EXERCISE AIM: Output each entry exactly; skip nothing.

INPUT DATA:
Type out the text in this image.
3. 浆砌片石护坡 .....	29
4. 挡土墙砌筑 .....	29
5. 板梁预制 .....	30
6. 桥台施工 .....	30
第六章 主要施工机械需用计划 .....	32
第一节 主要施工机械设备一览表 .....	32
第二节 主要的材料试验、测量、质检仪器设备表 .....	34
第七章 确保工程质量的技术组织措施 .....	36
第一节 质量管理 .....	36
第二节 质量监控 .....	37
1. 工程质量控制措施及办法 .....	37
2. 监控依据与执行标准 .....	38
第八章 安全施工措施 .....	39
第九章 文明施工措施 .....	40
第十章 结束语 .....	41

REPLY:
Type out the text in this image.
3. 浆砌片石护坡 .....	29
4. 挡土墙砌筑 .....	29
5. 板梁预制 .....	30
6. 桥台施工 .....	30
第六章 主要施工机械需用计划 .....	32
第一节 主要施工机械设备一览表 .....	32
第二节 主要的材料试验、测量、质检仪器设备表 .....	34
第七章 确保工程质量的技术组织措施 .....	36
第一节 质量管理 .....	36
第二节 质量监控 .....	37
1. 工程质量控制措施及办法 .....	37
2. 监控依据与执行标准 .....	38
第八章 安全施工措施 .....	39
第九章 文明施工措施 .....	40
第十章 结束语 .....	41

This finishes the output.